Understanding what woman have been up against for such a long time gives me a new perspective on why people become feminists. Again, it was a subject that I was uneducated on and therefore didn’t understand. The more I learn, the more I want to learn.
The Storyteller by Walter Benjamin is a fascinating essay. Perhaps it is most fascinating for me because I feel that it is itself a story. I really love that about it. Most of all, I love how he structures this piece. I love how each new subject builds upon the previous ones without necessarily following it logically. This is wonderful collage at work and I’m impressed by it.
In addition to form, I love his arguments about the novel. As wonderful as novels are, they are a flawed medium. It comes entirely from one person’s solitary imagination and can never truly enter the lives of others, but that is exactly the goal of telling the story, of writing the novel. The other problem with the novel, and this has become even more problematic today, is how it is dependent on the printed format. Yes, now we can get it on our Kindles and iPads, but it still looks like a printed book. And yet we no longer live in that world. The online news doesn’t look like a newspaper, does it? I’m very interested in the concept of creating multimedia stories.
Like Benjamin, I worry about the information given in writing. He’s right, information can’t really transcend the time. But there is some type of information in writing that can. It’s some sort of information about the soul, I think. But how do you define that? It’s impossible. Like he says, we read to experience death. This is true, but don’t we also read and write to experience life?
What are we trying to tell people when we write?
Why do we need to tell each other things in novels with purpose?
Why do we write novels?
Where is the novel going?
Why do we write?
Why?
After David Shields talk last night, tonight I went to the ballet with my mother. It was Swan Lake, so famous and yet so easy to miss seeing live. I opened the playbook as we sat down and was immediately struck by the reminder that the Swan Queen is named Odette!

RAW RECORDS -
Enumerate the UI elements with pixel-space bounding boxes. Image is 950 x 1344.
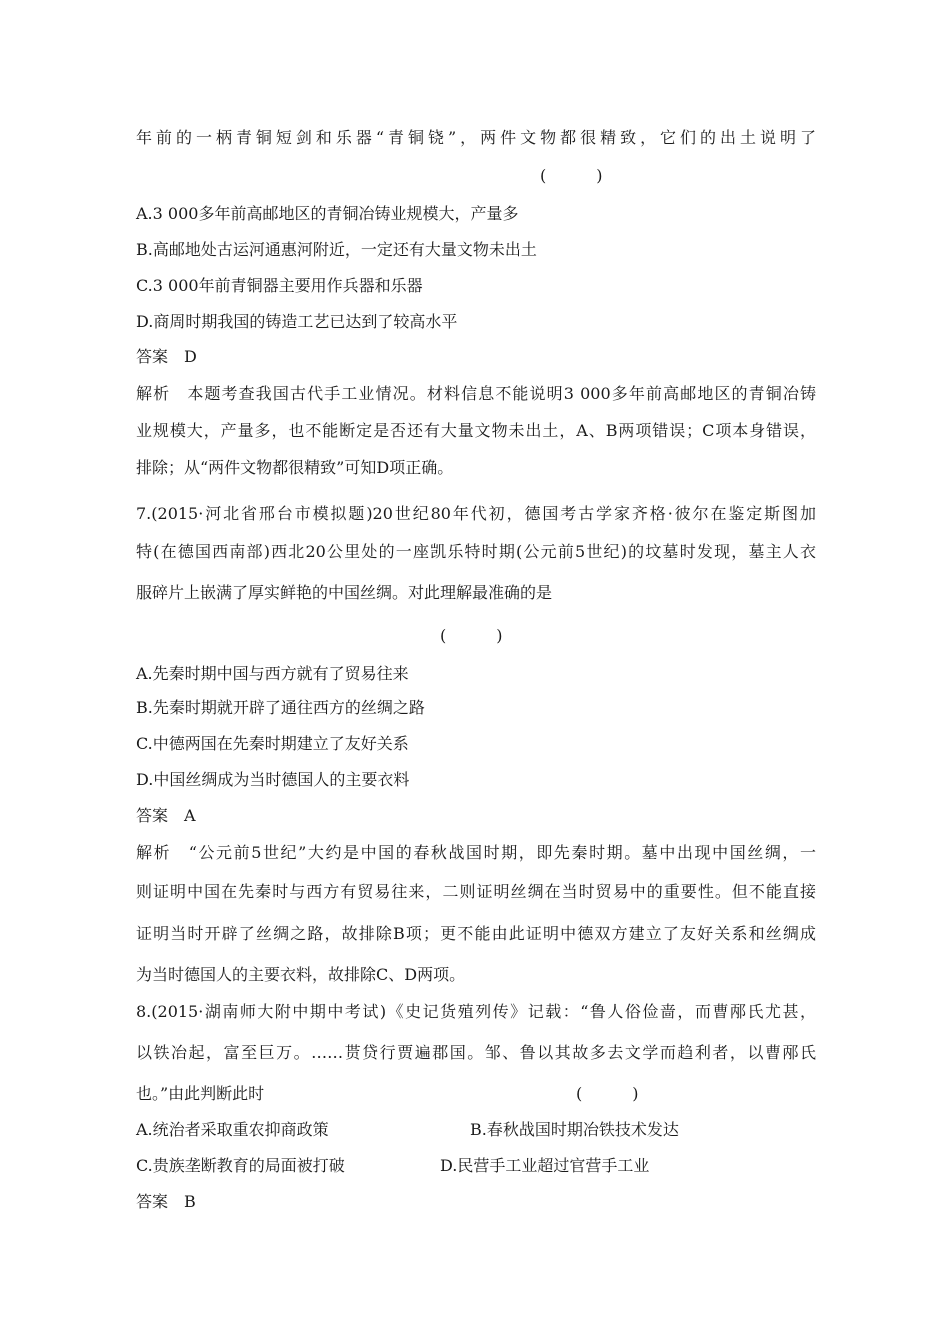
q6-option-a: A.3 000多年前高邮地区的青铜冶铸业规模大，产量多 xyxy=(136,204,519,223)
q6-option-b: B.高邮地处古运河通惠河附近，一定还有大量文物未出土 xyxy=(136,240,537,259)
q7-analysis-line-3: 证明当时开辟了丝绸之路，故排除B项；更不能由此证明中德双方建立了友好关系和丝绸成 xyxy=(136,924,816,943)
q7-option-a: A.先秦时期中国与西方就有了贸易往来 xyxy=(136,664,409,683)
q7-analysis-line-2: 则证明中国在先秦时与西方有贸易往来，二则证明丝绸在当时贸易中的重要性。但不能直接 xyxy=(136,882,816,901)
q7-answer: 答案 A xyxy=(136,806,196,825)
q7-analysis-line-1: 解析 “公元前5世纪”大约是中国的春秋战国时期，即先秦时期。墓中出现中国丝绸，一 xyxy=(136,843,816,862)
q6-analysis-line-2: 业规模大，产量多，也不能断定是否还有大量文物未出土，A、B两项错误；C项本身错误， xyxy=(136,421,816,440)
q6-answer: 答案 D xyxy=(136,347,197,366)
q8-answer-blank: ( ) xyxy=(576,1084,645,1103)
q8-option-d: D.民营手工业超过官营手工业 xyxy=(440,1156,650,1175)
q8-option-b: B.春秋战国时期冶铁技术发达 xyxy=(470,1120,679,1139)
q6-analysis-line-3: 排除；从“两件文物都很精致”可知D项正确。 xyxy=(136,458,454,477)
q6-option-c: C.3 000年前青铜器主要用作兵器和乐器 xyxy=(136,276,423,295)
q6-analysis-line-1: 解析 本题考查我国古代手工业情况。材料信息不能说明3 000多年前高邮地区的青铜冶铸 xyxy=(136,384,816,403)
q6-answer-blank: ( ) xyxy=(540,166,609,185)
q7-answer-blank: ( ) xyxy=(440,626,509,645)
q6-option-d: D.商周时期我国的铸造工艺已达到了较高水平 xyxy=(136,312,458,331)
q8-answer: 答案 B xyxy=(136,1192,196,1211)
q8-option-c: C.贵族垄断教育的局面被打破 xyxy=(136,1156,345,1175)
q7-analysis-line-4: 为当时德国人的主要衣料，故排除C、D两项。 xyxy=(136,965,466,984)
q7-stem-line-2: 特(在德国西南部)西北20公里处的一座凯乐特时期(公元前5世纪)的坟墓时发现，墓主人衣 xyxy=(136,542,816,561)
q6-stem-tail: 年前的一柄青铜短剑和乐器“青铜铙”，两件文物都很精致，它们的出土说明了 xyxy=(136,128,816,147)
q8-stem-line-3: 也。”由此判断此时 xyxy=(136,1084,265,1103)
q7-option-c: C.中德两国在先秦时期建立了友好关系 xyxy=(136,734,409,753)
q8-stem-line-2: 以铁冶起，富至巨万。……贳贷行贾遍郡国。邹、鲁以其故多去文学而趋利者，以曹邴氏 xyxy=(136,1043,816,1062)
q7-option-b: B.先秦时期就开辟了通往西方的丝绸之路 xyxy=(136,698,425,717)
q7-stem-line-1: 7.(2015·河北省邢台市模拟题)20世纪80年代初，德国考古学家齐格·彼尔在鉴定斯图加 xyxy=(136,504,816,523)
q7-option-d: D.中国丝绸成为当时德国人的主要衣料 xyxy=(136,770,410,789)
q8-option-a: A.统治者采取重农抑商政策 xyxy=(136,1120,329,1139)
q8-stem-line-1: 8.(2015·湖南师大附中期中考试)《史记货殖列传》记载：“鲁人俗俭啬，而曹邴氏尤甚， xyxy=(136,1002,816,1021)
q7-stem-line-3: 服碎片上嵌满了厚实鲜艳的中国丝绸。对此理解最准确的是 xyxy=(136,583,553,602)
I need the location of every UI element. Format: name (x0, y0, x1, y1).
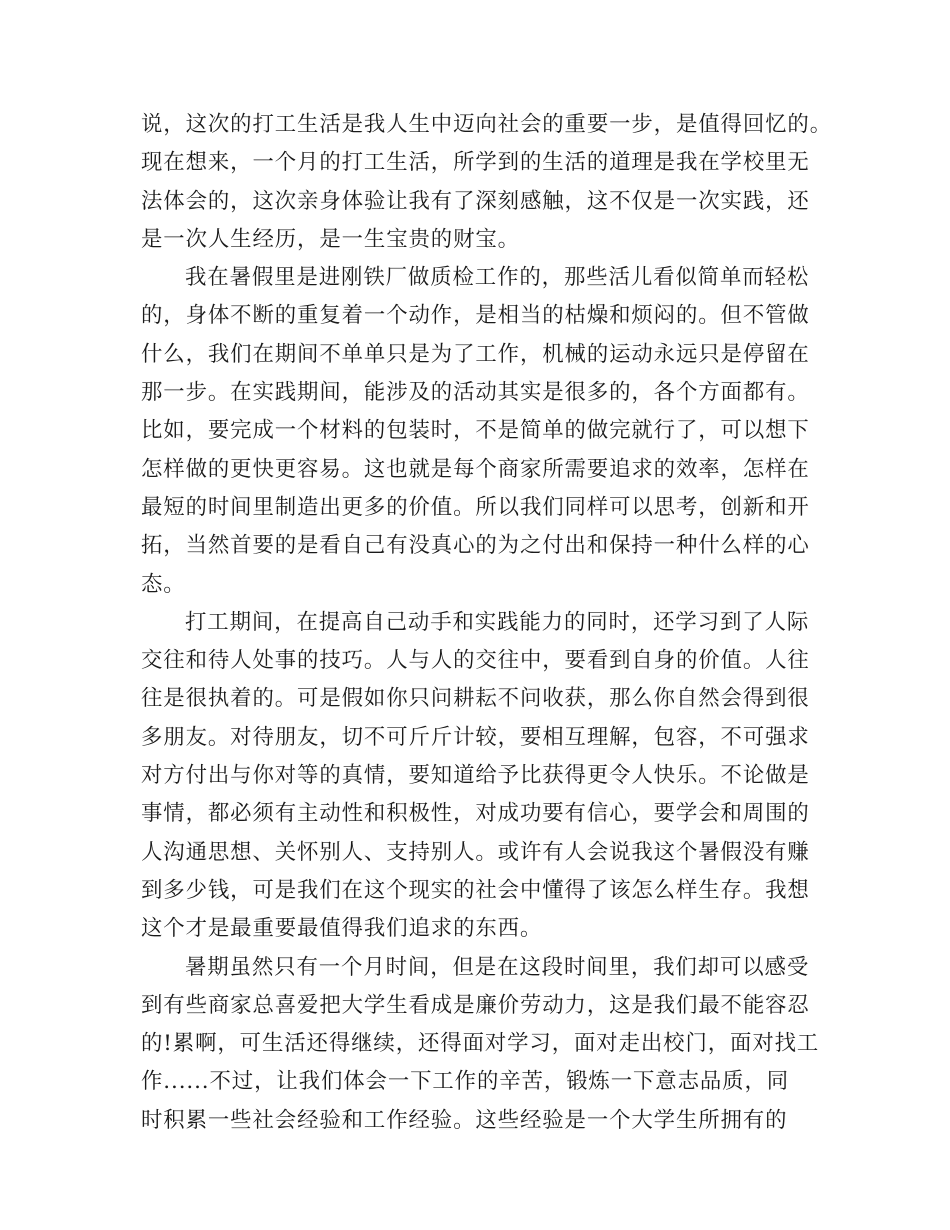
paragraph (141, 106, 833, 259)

PROBLEM 1 - In the blog post, which ballet did the writer see live?
PROBLEM 2 - Rewrite the paragraph of the blog post that begins "In addition to form" as a short list that keeps its main facts.
PROBLEM 3 - Update the blog post by writing everything from "Like Benjamin, I" down to "the novel going?" again, with "soul" changed to "spirit".

EXPECTED ANSWER 1 - Swan Lake.

EXPECTED ANSWER 2 -
- The writer loves Benjamin's arguments about the novel.
- Novels are wonderful but a flawed medium.
- A novel comes entirely from one person's solitary imagination and can never truly enter the lives of others, though that is the goal of telling a story.
- The novel depends on the printed format, which is even more of a problem today.
- On Kindles and iPads it still looks like a printed book, but we no longer live in that world. Online news, for example, doesn't look like a newspaper.
- The writer is very interested in the idea of creating multimedia stories.

EXPECTED ANSWER 3 -
Like Benjamin, I worry about the information given in writing. He’s right, information can’t really transcend the time. But there is some type of information in writing that can. It’s some sort of information about the spirit, I think. But how do you define that? It’s impossible. Like he says, we read to experience death. This is true, but don’t we also read and write to experience life?
What are we trying to tell people when we write?
Why do we need to tell each other things in novels with purpose?
Why do we write novels?
Where is the novel going?